**DATA RECORDS:**
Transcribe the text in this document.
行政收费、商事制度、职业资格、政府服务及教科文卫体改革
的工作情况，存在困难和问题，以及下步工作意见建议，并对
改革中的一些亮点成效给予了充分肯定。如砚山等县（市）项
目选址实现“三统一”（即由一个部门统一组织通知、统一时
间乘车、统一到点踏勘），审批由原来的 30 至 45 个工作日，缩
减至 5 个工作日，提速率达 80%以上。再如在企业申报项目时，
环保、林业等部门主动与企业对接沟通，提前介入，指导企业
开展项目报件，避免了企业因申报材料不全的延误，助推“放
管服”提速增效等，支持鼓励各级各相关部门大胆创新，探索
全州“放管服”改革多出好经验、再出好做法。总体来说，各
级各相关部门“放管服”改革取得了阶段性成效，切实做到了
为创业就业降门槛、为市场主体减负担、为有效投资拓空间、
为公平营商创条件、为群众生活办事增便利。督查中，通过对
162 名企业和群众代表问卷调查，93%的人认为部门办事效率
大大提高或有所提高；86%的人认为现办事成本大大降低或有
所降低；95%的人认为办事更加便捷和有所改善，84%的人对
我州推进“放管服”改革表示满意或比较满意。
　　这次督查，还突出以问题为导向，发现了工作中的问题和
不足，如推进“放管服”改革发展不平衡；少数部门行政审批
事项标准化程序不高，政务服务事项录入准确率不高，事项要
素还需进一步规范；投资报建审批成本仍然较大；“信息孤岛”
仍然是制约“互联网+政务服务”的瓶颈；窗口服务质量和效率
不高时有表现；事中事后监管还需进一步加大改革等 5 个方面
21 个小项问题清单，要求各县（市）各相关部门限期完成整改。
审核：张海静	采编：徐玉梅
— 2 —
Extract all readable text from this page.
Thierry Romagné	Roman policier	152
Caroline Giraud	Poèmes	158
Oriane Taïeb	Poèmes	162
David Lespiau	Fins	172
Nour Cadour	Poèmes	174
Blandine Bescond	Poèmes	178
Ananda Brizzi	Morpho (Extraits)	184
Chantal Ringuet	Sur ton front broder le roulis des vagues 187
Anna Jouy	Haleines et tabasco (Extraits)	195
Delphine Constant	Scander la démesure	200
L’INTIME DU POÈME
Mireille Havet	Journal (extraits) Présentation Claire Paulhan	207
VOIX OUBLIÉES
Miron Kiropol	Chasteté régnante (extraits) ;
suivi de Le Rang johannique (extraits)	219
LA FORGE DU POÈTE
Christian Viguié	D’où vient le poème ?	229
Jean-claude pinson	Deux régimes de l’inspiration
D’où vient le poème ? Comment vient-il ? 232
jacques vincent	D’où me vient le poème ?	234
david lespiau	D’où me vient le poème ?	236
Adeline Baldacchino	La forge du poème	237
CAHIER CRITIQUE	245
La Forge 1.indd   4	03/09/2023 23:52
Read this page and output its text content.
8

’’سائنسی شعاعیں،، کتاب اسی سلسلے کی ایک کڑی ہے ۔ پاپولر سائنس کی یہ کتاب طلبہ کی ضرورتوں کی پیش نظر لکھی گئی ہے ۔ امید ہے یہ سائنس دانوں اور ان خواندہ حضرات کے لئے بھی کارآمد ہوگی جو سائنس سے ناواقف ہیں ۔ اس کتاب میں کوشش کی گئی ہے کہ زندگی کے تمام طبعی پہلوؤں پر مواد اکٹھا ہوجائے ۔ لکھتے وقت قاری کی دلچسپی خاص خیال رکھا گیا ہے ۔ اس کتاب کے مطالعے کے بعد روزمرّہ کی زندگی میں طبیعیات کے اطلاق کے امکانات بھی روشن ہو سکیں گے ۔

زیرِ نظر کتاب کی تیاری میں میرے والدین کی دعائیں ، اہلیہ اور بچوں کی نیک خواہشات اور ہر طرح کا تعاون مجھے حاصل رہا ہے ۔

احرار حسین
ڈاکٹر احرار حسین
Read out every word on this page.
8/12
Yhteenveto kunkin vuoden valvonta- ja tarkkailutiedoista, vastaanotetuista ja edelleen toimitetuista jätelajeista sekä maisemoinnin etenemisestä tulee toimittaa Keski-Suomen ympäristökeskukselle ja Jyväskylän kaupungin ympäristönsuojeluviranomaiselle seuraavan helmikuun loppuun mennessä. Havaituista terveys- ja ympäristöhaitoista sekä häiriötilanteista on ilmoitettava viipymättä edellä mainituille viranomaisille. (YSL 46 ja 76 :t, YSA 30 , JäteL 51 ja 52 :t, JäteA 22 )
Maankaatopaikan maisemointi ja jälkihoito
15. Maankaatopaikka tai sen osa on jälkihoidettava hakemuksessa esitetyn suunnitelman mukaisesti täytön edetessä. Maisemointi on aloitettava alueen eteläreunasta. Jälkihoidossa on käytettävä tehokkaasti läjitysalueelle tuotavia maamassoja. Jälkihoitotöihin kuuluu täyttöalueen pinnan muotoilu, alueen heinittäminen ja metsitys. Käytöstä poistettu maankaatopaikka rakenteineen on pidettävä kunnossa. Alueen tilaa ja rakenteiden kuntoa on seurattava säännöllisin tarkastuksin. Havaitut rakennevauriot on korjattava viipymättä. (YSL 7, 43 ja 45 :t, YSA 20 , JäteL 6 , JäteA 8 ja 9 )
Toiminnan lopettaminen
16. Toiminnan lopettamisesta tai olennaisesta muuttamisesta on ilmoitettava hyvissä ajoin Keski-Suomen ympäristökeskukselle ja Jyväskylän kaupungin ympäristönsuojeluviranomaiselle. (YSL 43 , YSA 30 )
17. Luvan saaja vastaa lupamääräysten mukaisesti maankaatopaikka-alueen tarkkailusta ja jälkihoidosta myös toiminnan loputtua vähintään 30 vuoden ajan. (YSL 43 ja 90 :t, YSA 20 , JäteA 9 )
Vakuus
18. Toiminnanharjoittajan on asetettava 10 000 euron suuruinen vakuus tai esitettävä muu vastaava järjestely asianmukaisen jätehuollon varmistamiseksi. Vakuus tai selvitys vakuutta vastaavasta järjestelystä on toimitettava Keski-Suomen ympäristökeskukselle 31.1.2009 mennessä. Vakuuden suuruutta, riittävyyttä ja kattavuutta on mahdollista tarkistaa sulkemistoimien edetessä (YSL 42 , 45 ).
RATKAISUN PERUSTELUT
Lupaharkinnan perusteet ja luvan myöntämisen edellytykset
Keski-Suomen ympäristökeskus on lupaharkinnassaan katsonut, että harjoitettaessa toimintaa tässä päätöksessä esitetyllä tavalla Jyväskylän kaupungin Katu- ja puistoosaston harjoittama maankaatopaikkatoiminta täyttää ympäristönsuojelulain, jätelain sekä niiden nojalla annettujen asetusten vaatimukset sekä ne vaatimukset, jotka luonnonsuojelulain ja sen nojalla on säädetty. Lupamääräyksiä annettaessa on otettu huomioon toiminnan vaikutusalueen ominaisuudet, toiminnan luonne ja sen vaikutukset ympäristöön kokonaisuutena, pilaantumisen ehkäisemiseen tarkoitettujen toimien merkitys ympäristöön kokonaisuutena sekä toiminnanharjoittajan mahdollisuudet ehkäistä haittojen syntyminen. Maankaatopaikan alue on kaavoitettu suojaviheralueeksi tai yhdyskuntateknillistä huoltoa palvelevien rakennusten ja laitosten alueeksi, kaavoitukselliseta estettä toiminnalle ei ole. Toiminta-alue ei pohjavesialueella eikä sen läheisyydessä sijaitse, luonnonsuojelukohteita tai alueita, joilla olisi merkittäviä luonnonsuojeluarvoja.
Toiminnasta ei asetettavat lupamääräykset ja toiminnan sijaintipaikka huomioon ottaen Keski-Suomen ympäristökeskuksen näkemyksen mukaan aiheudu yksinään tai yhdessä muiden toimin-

**WHAT YOU NEED TO DO:** Pick out the lines that have the word "个工作日". Copy them all.

**CORRECT RESULT:**
间乘车、统一到点踏勘），审批由原来的 30 至 45 个工作日，缩
减至 5 个工作日，提速率达 80%以上。再如在企业申报项目时，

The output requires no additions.